• **What needs to be done**: Each record below should appear again exactly as written.

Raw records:
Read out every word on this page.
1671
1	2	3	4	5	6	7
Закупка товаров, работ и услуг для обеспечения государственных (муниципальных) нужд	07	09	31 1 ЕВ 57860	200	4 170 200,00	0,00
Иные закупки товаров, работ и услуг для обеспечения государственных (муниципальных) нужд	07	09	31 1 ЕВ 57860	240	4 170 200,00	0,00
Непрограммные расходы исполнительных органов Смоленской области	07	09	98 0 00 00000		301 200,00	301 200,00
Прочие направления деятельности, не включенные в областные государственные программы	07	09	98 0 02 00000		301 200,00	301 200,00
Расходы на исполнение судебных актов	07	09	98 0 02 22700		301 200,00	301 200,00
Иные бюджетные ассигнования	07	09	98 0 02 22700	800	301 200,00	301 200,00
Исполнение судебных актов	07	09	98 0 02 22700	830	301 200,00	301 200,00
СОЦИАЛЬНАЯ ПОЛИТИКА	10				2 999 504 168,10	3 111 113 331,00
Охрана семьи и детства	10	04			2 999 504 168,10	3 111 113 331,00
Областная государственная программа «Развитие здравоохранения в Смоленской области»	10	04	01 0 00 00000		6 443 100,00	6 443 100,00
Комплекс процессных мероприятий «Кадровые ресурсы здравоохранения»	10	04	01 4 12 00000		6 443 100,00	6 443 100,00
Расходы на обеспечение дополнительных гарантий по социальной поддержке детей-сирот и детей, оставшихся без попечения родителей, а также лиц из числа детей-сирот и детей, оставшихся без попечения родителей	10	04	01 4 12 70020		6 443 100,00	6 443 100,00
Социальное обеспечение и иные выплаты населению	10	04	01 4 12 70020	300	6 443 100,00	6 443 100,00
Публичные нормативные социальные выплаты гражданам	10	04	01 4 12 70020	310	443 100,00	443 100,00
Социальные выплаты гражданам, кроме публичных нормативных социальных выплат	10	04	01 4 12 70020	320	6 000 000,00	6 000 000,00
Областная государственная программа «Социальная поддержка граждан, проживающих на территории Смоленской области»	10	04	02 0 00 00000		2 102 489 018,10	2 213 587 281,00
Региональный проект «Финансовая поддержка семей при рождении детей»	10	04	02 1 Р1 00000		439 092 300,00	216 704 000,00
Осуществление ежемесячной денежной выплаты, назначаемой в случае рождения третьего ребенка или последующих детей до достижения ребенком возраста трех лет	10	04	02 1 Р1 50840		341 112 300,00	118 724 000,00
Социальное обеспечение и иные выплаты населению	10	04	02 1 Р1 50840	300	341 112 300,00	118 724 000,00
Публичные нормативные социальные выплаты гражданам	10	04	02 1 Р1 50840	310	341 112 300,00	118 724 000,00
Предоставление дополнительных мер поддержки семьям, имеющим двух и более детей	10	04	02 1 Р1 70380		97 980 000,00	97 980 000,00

• **Reply to the task**:
Read out every word on this page.
1671
1	2	3	4	5	6	7
Закупка товаров, работ и услуг для обеспечения государственных (муниципальных) нужд	07	09	31 1 ЕВ 57860	200	4 170 200,00	0,00
Иные закупки товаров, работ и услуг для обеспечения государственных (муниципальных) нужд	07	09	31 1 ЕВ 57860	240	4 170 200,00	0,00
Непрограммные расходы исполнительных органов Смоленской области	07	09	98 0 00 00000		301 200,00	301 200,00
Прочие направления деятельности, не включенные в областные государственные программы	07	09	98 0 02 00000		301 200,00	301 200,00
Расходы на исполнение судебных актов	07	09	98 0 02 22700		301 200,00	301 200,00
Иные бюджетные ассигнования	07	09	98 0 02 22700	800	301 200,00	301 200,00
Исполнение судебных актов	07	09	98 0 02 22700	830	301 200,00	301 200,00
СОЦИАЛЬНАЯ ПОЛИТИКА	10				2 999 504 168,10	3 111 113 331,00
Охрана семьи и детства	10	04			2 999 504 168,10	3 111 113 331,00
Областная государственная программа «Развитие здравоохранения в Смоленской области»	10	04	01 0 00 00000		6 443 100,00	6 443 100,00
Комплекс процессных мероприятий «Кадровые ресурсы здравоохранения»	10	04	01 4 12 00000		6 443 100,00	6 443 100,00
Расходы на обеспечение дополнительных гарантий по социальной поддержке детей-сирот и детей, оставшихся без попечения родителей, а также лиц из числа детей-сирот и детей, оставшихся без попечения родителей	10	04	01 4 12 70020		6 443 100,00	6 443 100,00
Социальное обеспечение и иные выплаты населению	10	04	01 4 12 70020	300	6 443 100,00	6 443 100,00
Публичные нормативные социальные выплаты гражданам	10	04	01 4 12 70020	310	443 100,00	443 100,00
Социальные выплаты гражданам, кроме публичных нормативных социальных выплат	10	04	01 4 12 70020	320	6 000 000,00	6 000 000,00
Областная государственная программа «Социальная поддержка граждан, проживающих на территории Смоленской области»	10	04	02 0 00 00000		2 102 489 018,10	2 213 587 281,00
Региональный проект «Финансовая поддержка семей при рождении детей»	10	04	02 1 Р1 00000		439 092 300,00	216 704 000,00
Осуществление ежемесячной денежной выплаты, назначаемой в случае рождения третьего ребенка или последующих детей до достижения ребенком возраста трех лет	10	04	02 1 Р1 50840		341 112 300,00	118 724 000,00
Социальное обеспечение и иные выплаты населению	10	04	02 1 Р1 50840	300	341 112 300,00	118 724 000,00
Публичные нормативные социальные выплаты гражданам	10	04	02 1 Р1 50840	310	341 112 300,00	118 724 000,00
Предоставление дополнительных мер поддержки семьям, имеющим двух и более детей	10	04	02 1 Р1 70380		97 980 000,00	97 980 000,00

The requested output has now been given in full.